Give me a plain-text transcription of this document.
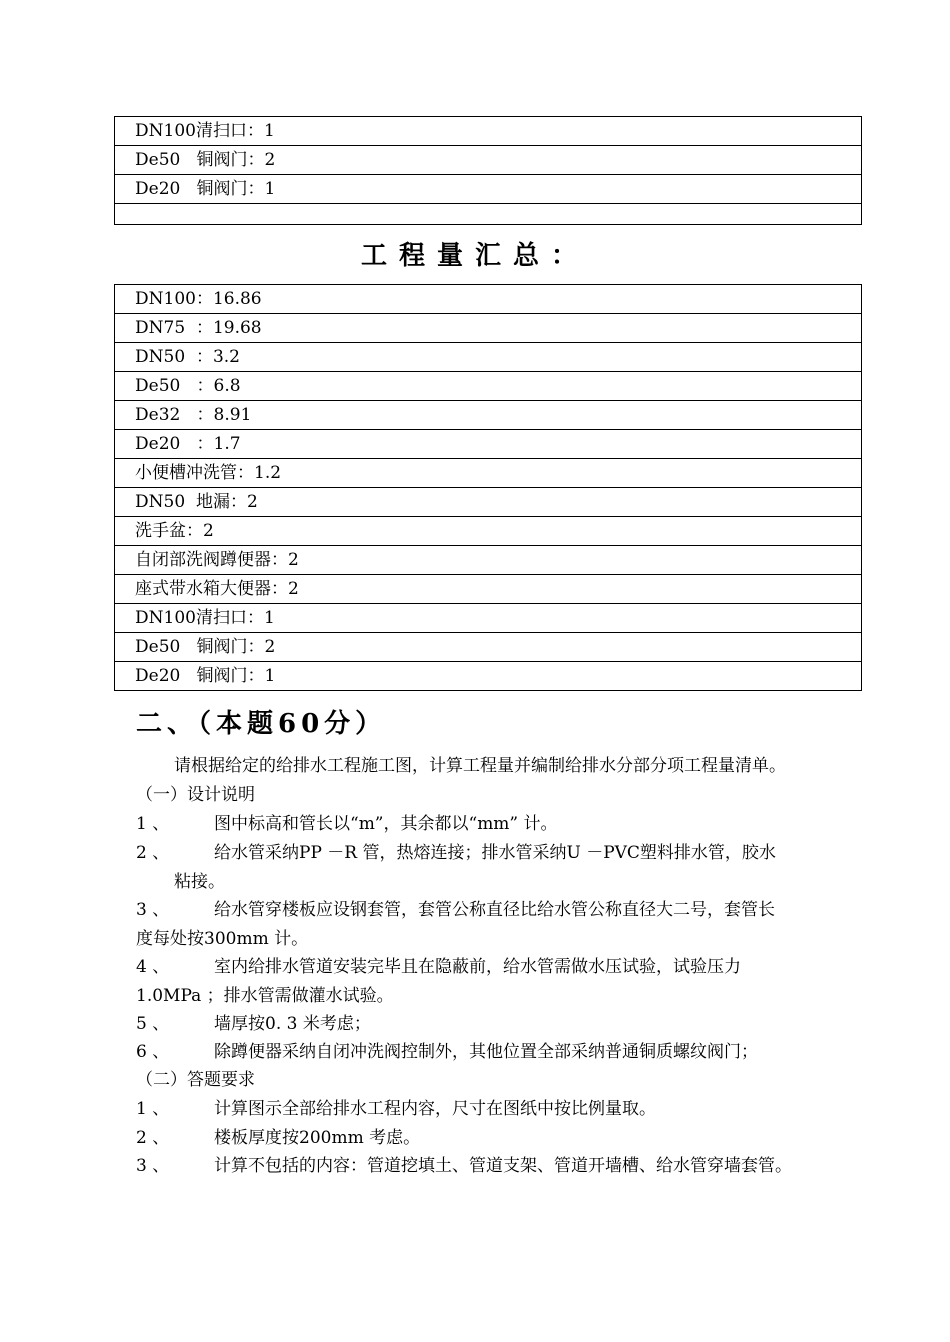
DN100清扫口：1
De50   铜阀门：2
De20   铜阀门：1

工程量汇总：
DN100：16.86
DN75  ：19.68
DN50  ：3.2
De50   ：6.8
De32   ：8.91
De20   ：1.7
小便槽冲洗管：1.2
DN50  地漏：2
洗手盆：2
自闭部洗阀蹲便器：2
座式带水箱大便器：2
DN100清扫口：1
De50   铜阀门：2
De20   铜阀门：1
二、（本题60分）
请根据给定的给排水工程施工图，计算工程量并编制给排水分部分项工程量清单。
（一）设计说明
1 、	图中标高和管长以“m”，其余都以“mm” 计。
2 、	给水管采纳PP －R 管，热熔连接；排水管采纳U －PVC塑料排水管，胶水
粘接。
3 、	给水管穿楼板应设钢套管，套管公称直径比给水管公称直径大二号，套管长
度每处按300mm 计。
4 、	室内给排水管道安装完毕且在隐蔽前，给水管需做水压试验，试验压力
1.0MPa ；排水管需做灌水试验。
5 、	墙厚按0. 3 米考虑；
6 、	除蹲便器采纳自闭冲洗阀控制外，其他位置全部采纳普通铜质螺纹阀门；
（二）答题要求
1 、	计算图示全部给排水工程内容，尺寸在图纸中按比例量取。
2 、	楼板厚度按200mm 考虑。
3 、	计算不包括的内容：管道挖填土、管道支架、管道开墙槽、给水管穿墙套管。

------------------------------------------------------------

- **Direction**:
Each line in the records above should be reproduced exactly; images are not copied.

- **Task output**:
Give me a plain-text transcription of this document.
DN100清扫口：1
De50   铜阀门：2
De20   铜阀门：1

工程量汇总：
DN100：16.86
DN75  ：19.68
DN50  ：3.2
De50   ：6.8
De32   ：8.91
De20   ：1.7
小便槽冲洗管：1.2
DN50  地漏：2
洗手盆：2
自闭部洗阀蹲便器：2
座式带水箱大便器：2
DN100清扫口：1
De50   铜阀门：2
De20   铜阀门：1
二、（本题60分）
请根据给定的给排水工程施工图，计算工程量并编制给排水分部分项工程量清单。
（一）设计说明
1 、	图中标高和管长以“m”，其余都以“mm” 计。
2 、	给水管采纳PP －R 管，热熔连接；排水管采纳U －PVC塑料排水管，胶水
粘接。
3 、	给水管穿楼板应设钢套管，套管公称直径比给水管公称直径大二号，套管长
度每处按300mm 计。
4 、	室内给排水管道安装完毕且在隐蔽前，给水管需做水压试验，试验压力
1.0MPa ；排水管需做灌水试验。
5 、	墙厚按0. 3 米考虑；
6 、	除蹲便器采纳自闭冲洗阀控制外，其他位置全部采纳普通铜质螺纹阀门；
（二）答题要求
1 、	计算图示全部给排水工程内容，尺寸在图纸中按比例量取。
2 、	楼板厚度按200mm 考虑。
3 、	计算不包括的内容：管道挖填土、管道支架、管道开墙槽、给水管穿墙套管。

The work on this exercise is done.